- **YOUR OBJECTIVE**: Please repeat all of the listing exactly.

- **STORED RECORDS**:
..........

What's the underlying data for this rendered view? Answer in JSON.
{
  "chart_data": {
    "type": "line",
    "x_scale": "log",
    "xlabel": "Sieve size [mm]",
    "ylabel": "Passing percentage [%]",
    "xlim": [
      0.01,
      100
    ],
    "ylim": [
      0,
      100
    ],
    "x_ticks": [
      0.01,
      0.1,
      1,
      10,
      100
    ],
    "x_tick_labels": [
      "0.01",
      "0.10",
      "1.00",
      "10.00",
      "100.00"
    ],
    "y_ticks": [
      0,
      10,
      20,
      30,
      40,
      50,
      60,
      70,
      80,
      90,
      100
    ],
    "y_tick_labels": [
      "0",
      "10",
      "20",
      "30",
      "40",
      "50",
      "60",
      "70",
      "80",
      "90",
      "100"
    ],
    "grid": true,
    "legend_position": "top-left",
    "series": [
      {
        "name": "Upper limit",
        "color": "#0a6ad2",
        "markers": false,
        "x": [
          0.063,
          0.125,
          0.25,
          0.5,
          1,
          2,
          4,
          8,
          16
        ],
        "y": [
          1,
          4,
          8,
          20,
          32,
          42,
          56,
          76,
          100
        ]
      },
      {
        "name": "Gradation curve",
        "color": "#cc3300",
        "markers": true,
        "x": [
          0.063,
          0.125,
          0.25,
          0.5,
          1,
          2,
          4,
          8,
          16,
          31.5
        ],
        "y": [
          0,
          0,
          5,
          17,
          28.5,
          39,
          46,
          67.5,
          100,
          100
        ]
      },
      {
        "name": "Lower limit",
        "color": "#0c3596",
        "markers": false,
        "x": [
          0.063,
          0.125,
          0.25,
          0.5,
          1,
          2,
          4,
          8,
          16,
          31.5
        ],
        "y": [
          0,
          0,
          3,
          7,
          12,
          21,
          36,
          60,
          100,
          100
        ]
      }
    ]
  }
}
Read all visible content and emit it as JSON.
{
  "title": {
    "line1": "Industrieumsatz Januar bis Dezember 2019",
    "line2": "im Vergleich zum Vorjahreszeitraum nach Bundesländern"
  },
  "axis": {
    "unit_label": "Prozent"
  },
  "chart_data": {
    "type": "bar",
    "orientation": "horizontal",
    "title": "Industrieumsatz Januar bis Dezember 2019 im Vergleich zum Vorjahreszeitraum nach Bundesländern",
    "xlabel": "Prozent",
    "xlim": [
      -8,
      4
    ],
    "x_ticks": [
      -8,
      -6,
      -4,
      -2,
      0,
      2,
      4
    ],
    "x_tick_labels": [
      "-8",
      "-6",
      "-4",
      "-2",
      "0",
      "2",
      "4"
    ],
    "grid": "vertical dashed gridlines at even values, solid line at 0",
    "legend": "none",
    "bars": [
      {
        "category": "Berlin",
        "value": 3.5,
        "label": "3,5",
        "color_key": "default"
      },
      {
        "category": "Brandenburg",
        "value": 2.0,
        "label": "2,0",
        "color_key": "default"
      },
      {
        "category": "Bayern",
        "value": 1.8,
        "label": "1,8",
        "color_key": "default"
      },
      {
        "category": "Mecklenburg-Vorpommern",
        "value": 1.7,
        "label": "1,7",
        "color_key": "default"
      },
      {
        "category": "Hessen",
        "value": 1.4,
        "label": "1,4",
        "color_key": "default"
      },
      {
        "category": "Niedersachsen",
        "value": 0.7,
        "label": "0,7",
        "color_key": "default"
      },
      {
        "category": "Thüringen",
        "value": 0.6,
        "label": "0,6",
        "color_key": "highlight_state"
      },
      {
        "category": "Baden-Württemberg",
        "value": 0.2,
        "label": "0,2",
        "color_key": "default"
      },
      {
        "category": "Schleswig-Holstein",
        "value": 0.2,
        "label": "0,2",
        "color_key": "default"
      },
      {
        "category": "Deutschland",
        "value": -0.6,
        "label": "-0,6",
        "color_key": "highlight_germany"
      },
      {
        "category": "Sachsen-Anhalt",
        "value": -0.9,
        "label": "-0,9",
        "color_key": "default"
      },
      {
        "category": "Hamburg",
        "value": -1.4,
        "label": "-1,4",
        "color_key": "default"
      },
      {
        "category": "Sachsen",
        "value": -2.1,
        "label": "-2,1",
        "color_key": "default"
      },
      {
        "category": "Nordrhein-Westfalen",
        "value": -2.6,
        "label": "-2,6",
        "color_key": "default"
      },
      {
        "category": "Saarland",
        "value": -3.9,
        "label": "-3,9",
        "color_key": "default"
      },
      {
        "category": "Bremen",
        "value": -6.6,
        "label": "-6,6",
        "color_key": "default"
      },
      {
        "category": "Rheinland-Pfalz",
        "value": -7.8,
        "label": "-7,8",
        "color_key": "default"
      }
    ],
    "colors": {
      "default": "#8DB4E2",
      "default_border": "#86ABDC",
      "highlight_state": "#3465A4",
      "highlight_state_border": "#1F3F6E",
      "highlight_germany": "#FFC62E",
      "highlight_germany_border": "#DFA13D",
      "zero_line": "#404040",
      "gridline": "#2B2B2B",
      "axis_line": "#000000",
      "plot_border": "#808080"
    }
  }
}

..........

- **REPLY TO THE TASK**:
What's the underlying data for this rendered view? Answer in JSON.
{
  "chart_data": {
    "type": "line",
    "x_scale": "log",
    "xlabel": "Sieve size [mm]",
    "ylabel": "Passing percentage [%]",
    "xlim": [
      0.01,
      100
    ],
    "ylim": [
      0,
      100
    ],
    "x_ticks": [
      0.01,
      0.1,
      1,
      10,
      100
    ],
    "x_tick_labels": [
      "0.01",
      "0.10",
      "1.00",
      "10.00",
      "100.00"
    ],
    "y_ticks": [
      0,
      10,
      20,
      30,
      40,
      50,
      60,
      70,
      80,
      90,
      100
    ],
    "y_tick_labels": [
      "0",
      "10",
      "20",
      "30",
      "40",
      "50",
      "60",
      "70",
      "80",
      "90",
      "100"
    ],
    "grid": true,
    "legend_position": "top-left",
    "series": [
      {
        "name": "Upper limit",
        "color": "#0a6ad2",
        "markers": false,
        "x": [
          0.063,
          0.125,
          0.25,
          0.5,
          1,
          2,
          4,
          8,
          16
        ],
        "y": [
          1,
          4,
          8,
          20,
          32,
          42,
          56,
          76,
          100
        ]
      },
      {
        "name": "Gradation curve",
        "color": "#cc3300",
        "markers": true,
        "x": [
          0.063,
          0.125,
          0.25,
          0.5,
          1,
          2,
          4,
          8,
          16,
          31.5
        ],
        "y": [
          0,
          0,
          5,
          17,
          28.5,
          39,
          46,
          67.5,
          100,
          100
        ]
      },
      {
        "name": "Lower limit",
        "color": "#0c3596",
        "markers": false,
        "x": [
          0.063,
          0.125,
          0.25,
          0.5,
          1,
          2,
          4,
          8,
          16,
          31.5
        ],
        "y": [
          0,
          0,
          3,
          7,
          12,
          21,
          36,
          60,
          100,
          100
        ]
      }
    ]
  }
}
Read all visible content and emit it as JSON.
{
  "title": {
    "line1": "Industrieumsatz Januar bis Dezember 2019",
    "line2": "im Vergleich zum Vorjahreszeitraum nach Bundesländern"
  },
  "axis": {
    "unit_label": "Prozent"
  },
  "chart_data": {
    "type": "bar",
    "orientation": "horizontal",
    "title": "Industrieumsatz Januar bis Dezember 2019 im Vergleich zum Vorjahreszeitraum nach Bundesländern",
    "xlabel": "Prozent",
    "xlim": [
      -8,
      4
    ],
    "x_ticks": [
      -8,
      -6,
      -4,
      -2,
      0,
      2,
      4
    ],
    "x_tick_labels": [
      "-8",
      "-6",
      "-4",
      "-2",
      "0",
      "2",
      "4"
    ],
    "grid": "vertical dashed gridlines at even values, solid line at 0",
    "legend": "none",
    "bars": [
      {
        "category": "Berlin",
        "value": 3.5,
        "label": "3,5",
        "color_key": "default"
      },
      {
        "category": "Brandenburg",
        "value": 2.0,
        "label": "2,0",
        "color_key": "default"
      },
      {
        "category": "Bayern",
        "value": 1.8,
        "label": "1,8",
        "color_key": "default"
      },
      {
        "category": "Mecklenburg-Vorpommern",
        "value": 1.7,
        "label": "1,7",
        "color_key": "default"
      },
      {
        "category": "Hessen",
        "value": 1.4,
        "label": "1,4",
        "color_key": "default"
      },
      {
        "category": "Niedersachsen",
        "value": 0.7,
        "label": "0,7",
        "color_key": "default"
      },
      {
        "category": "Thüringen",
        "value": 0.6,
        "label": "0,6",
        "color_key": "highlight_state"
      },
      {
        "category": "Baden-Württemberg",
        "value": 0.2,
        "label": "0,2",
        "color_key": "default"
      },
      {
        "category": "Schleswig-Holstein",
        "value": 0.2,
        "label": "0,2",
        "color_key": "default"
      },
      {
        "category": "Deutschland",
        "value": -0.6,
        "label": "-0,6",
        "color_key": "highlight_germany"
      },
      {
        "category": "Sachsen-Anhalt",
        "value": -0.9,
        "label": "-0,9",
        "color_key": "default"
      },
      {
        "category": "Hamburg",
        "value": -1.4,
        "label": "-1,4",
        "color_key": "default"
      },
      {
        "category": "Sachsen",
        "value": -2.1,
        "label": "-2,1",
        "color_key": "default"
      },
      {
        "category": "Nordrhein-Westfalen",
        "value": -2.6,
        "label": "-2,6",
        "color_key": "default"
      },
      {
        "category": "Saarland",
        "value": -3.9,
        "label": "-3,9",
        "color_key": "default"
      },
      {
        "category": "Bremen",
        "value": -6.6,
        "label": "-6,6",
        "color_key": "default"
      },
      {
        "category": "Rheinland-Pfalz",
        "value": -7.8,
        "label": "-7,8",
        "color_key": "default"
      }
    ],
    "colors": {
      "default": "#8DB4E2",
      "default_border": "#86ABDC",
      "highlight_state": "#3465A4",
      "highlight_state_border": "#1F3F6E",
      "highlight_germany": "#FFC62E",
      "highlight_germany_border": "#DFA13D",
      "zero_line": "#404040",
      "gridline": "#2B2B2B",
      "axis_line": "#000000",
      "plot_border": "#808080"
    }
  }
}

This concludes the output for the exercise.